* Written request
Tally the lines in the data that follows that include the word "right", and report nothing but the total.

Items from a dataset:
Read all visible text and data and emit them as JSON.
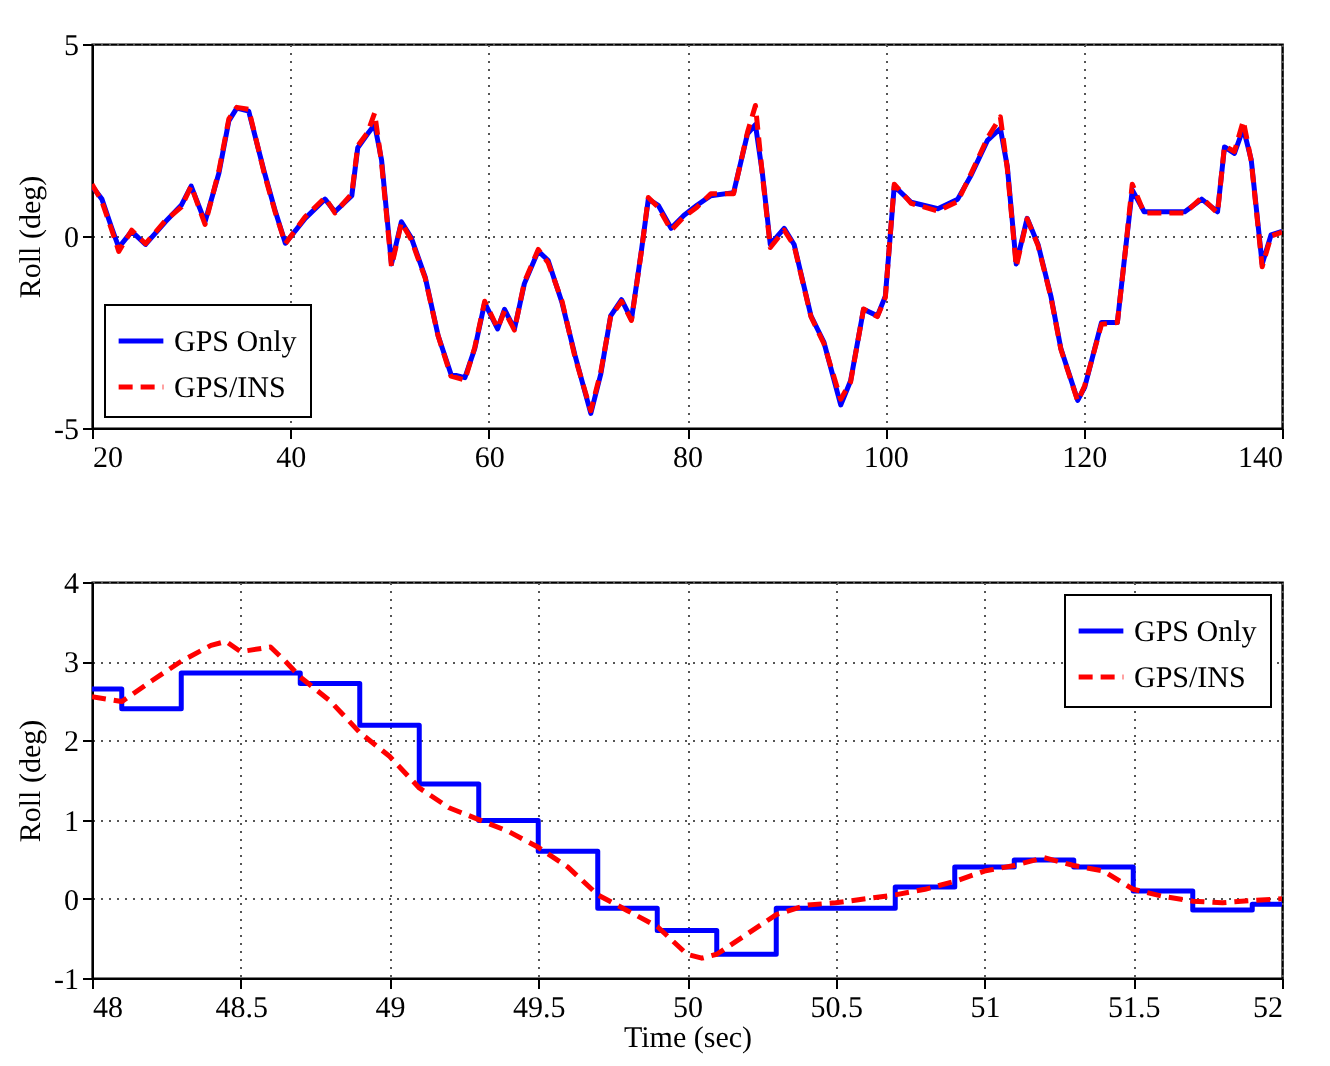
{
  "chart_data": [
    {
      "type": "line",
      "ylabel": "Roll (deg)",
      "xlim": [
        20,
        140
      ],
      "xticks": [
        20,
        40,
        60,
        80,
        100,
        120,
        140
      ],
      "ylim": [
        -5,
        5
      ],
      "yticks": [
        -5,
        0,
        5
      ],
      "grid": true,
      "legend": "bottom left",
      "x": [
        20,
        21,
        22,
        22.7,
        24,
        25.4,
        27.4,
        29,
        30,
        31.4,
        32.8,
        33.8,
        34.6,
        35.8,
        37.4,
        38.5,
        39.5,
        41.5,
        43.5,
        44.5,
        46.2,
        46.8,
        47.8,
        48.5,
        49.2,
        50.2,
        51.2,
        52.2,
        53.6,
        54.9,
        56.2,
        57.6,
        58.6,
        59.6,
        60.9,
        61.6,
        62.6,
        63.6,
        65,
        66,
        67.4,
        68.7,
        70.3,
        71.3,
        72.3,
        73.4,
        74.4,
        75.4,
        76.1,
        77.1,
        78.4,
        79.7,
        81,
        82.4,
        84.7,
        86.1,
        86.9,
        87.6,
        88.4,
        89.8,
        90.8,
        92.5,
        93.8,
        95.5,
        96.5,
        97.8,
        99.2,
        100,
        100.9,
        102.6,
        105.3,
        107.3,
        108.6,
        110.3,
        111.6,
        112.3,
        113.2,
        114.3,
        115.4,
        116.7,
        117.7,
        119.4,
        120.1,
        121.8,
        123.4,
        124.2,
        124.9,
        126.1,
        128.1,
        130.2,
        131.9,
        133.5,
        134.2,
        135.2,
        136.1,
        136.9,
        138,
        138.9,
        140
      ],
      "series": [
        {
          "name": "GPS Only",
          "color": "#0000ff",
          "line_style": "solid",
          "values": [
            1.3,
            0.96,
            0.2,
            -0.3,
            0.12,
            -0.22,
            0.37,
            0.8,
            1.3,
            0.37,
            1.64,
            3.0,
            3.33,
            3.25,
            1.64,
            0.63,
            -0.19,
            0.46,
            0.96,
            0.63,
            1.05,
            2.3,
            2.66,
            2.9,
            1.98,
            -0.73,
            0.37,
            -0.05,
            -1.07,
            -2.59,
            -3.6,
            -3.69,
            -2.93,
            -1.74,
            -2.42,
            -1.91,
            -2.42,
            -1.24,
            -0.39,
            -0.64,
            -1.74,
            -3.1,
            -4.62,
            -3.6,
            -2.08,
            -1.66,
            -2.17,
            -0.39,
            0.96,
            0.8,
            0.2,
            0.54,
            0.8,
            1.05,
            1.13,
            2.66,
            2.9,
            1.64,
            -0.22,
            0.2,
            -0.22,
            -2.08,
            -2.76,
            -4.4,
            -3.77,
            -1.91,
            -2.08,
            -1.57,
            1.3,
            0.88,
            0.71,
            0.96,
            1.56,
            2.49,
            2.8,
            1.81,
            -0.73,
            0.46,
            -0.22,
            -1.57,
            -2.93,
            -4.28,
            -3.94,
            -2.25,
            -2.25,
            -0.39,
            1.2,
            0.63,
            0.63,
            0.63,
            0.96,
            0.63,
            2.32,
            2.15,
            2.8,
            1.98,
            -0.73,
            0.03,
            0.12
          ]
        },
        {
          "name": "GPS/INS",
          "color": "#ff0000",
          "line_style": "dashed",
          "values": [
            1.35,
            0.9,
            0.15,
            -0.4,
            0.15,
            -0.2,
            0.4,
            0.75,
            1.3,
            0.3,
            1.7,
            3.05,
            3.35,
            3.3,
            1.6,
            0.6,
            -0.2,
            0.5,
            1.0,
            0.6,
            1.1,
            2.35,
            2.7,
            3.2,
            1.9,
            -0.8,
            0.35,
            -0.1,
            -1.1,
            -2.6,
            -3.65,
            -3.75,
            -2.9,
            -1.7,
            -2.4,
            -1.95,
            -2.45,
            -1.2,
            -0.35,
            -0.7,
            -1.7,
            -3.15,
            -4.55,
            -3.55,
            -2.1,
            -1.7,
            -2.2,
            -0.4,
            1.0,
            0.75,
            0.15,
            0.5,
            0.75,
            1.1,
            1.1,
            2.7,
            3.4,
            1.6,
            -0.3,
            0.15,
            -0.25,
            -2.1,
            -2.8,
            -4.25,
            -3.8,
            -1.9,
            -2.1,
            -1.6,
            1.35,
            0.85,
            0.65,
            0.9,
            1.6,
            2.55,
            3.1,
            1.75,
            -0.8,
            0.45,
            -0.25,
            -1.6,
            -2.95,
            -4.3,
            -3.9,
            -2.3,
            -2.25,
            -0.4,
            1.35,
            0.6,
            0.6,
            0.6,
            1.0,
            0.6,
            2.35,
            2.2,
            3.0,
            1.95,
            -0.8,
            0.0,
            0.1
          ]
        }
      ]
    },
    {
      "type": "line",
      "xlabel": "Time (sec)",
      "ylabel": "Roll (deg)",
      "xlim": [
        48,
        52
      ],
      "xticks": [
        48,
        48.5,
        49,
        49.5,
        50,
        50.5,
        51,
        51.5,
        52
      ],
      "ylim": [
        -1,
        4
      ],
      "yticks": [
        -1,
        0,
        1,
        2,
        3,
        4
      ],
      "grid": true,
      "legend": "top right",
      "series": [
        {
          "name": "GPS Only",
          "type": "step",
          "color": "#0000ff",
          "line_style": "solid",
          "x": [
            48,
            48.1,
            48.3,
            48.7,
            48.9,
            49.1,
            49.3,
            49.5,
            49.7,
            49.9,
            50.1,
            50.3,
            50.7,
            50.9,
            51.1,
            51.3,
            51.5,
            51.7,
            51.9,
            52
          ],
          "values": [
            2.65,
            2.4,
            2.85,
            2.72,
            2.19,
            1.45,
            0.99,
            0.6,
            -0.12,
            -0.4,
            -0.7,
            -0.12,
            0.15,
            0.4,
            0.49,
            0.4,
            0.1,
            -0.14,
            -0.07,
            -0.07
          ]
        },
        {
          "name": "GPS/INS",
          "type": "line",
          "color": "#ff0000",
          "line_style": "dashed",
          "x": [
            48,
            48.1,
            48.2,
            48.3,
            48.4,
            48.45,
            48.5,
            48.6,
            48.65,
            48.7,
            48.8,
            48.9,
            49,
            49.1,
            49.2,
            49.3,
            49.4,
            49.5,
            49.6,
            49.7,
            49.8,
            49.9,
            50,
            50.05,
            50.1,
            50.2,
            50.3,
            50.4,
            50.5,
            50.6,
            50.7,
            50.8,
            50.9,
            51,
            51.1,
            51.2,
            51.3,
            51.4,
            51.5,
            51.6,
            51.7,
            51.8,
            51.9,
            52
          ],
          "values": [
            2.55,
            2.49,
            2.75,
            3.0,
            3.2,
            3.25,
            3.12,
            3.18,
            3.0,
            2.8,
            2.5,
            2.1,
            1.8,
            1.4,
            1.15,
            1.0,
            0.85,
            0.65,
            0.4,
            0.05,
            -0.15,
            -0.35,
            -0.7,
            -0.75,
            -0.7,
            -0.45,
            -0.2,
            -0.08,
            -0.05,
            0.0,
            0.05,
            0.12,
            0.22,
            0.35,
            0.42,
            0.52,
            0.42,
            0.35,
            0.12,
            0.03,
            -0.03,
            -0.05,
            -0.02,
            0.0
          ]
        }
      ]
    }
  ]
}
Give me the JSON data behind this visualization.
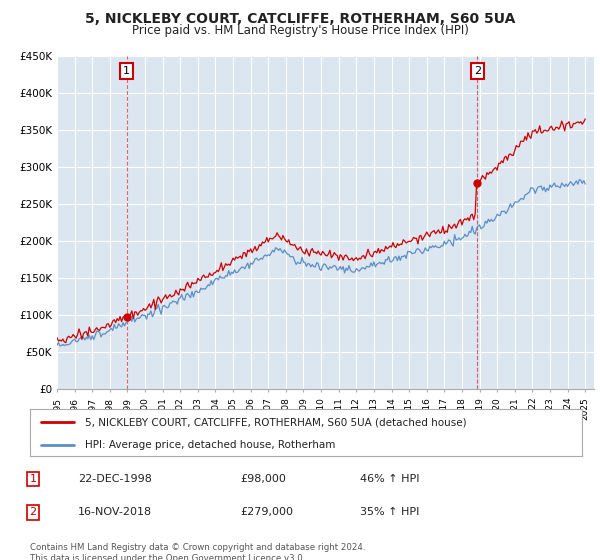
{
  "title": "5, NICKLEBY COURT, CATCLIFFE, ROTHERHAM, S60 5UA",
  "subtitle": "Price paid vs. HM Land Registry's House Price Index (HPI)",
  "footer": "Contains HM Land Registry data © Crown copyright and database right 2024.\nThis data is licensed under the Open Government Licence v3.0.",
  "legend_line1": "5, NICKLEBY COURT, CATCLIFFE, ROTHERHAM, S60 5UA (detached house)",
  "legend_line2": "HPI: Average price, detached house, Rotherham",
  "sale1_label": "1",
  "sale1_date": "22-DEC-1998",
  "sale1_price": "£98,000",
  "sale1_hpi": "46% ↑ HPI",
  "sale2_label": "2",
  "sale2_date": "16-NOV-2018",
  "sale2_price": "£279,000",
  "sale2_hpi": "35% ↑ HPI",
  "hpi_color": "#5b8ec4",
  "sale_color": "#cc0000",
  "plot_bg_color": "#dce6f1",
  "ylim_min": 0,
  "ylim_max": 450000,
  "yticks": [
    0,
    50000,
    100000,
    150000,
    200000,
    250000,
    300000,
    350000,
    400000,
    450000
  ],
  "ytick_labels": [
    "£0",
    "£50K",
    "£100K",
    "£150K",
    "£200K",
    "£250K",
    "£300K",
    "£350K",
    "£400K",
    "£450K"
  ],
  "background_color": "#ffffff",
  "grid_color": "#ffffff",
  "sale1_time": 1998.958,
  "sale2_time": 2018.875,
  "sale1_price_val": 98000,
  "sale2_price_val": 279000
}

* Answer in full
2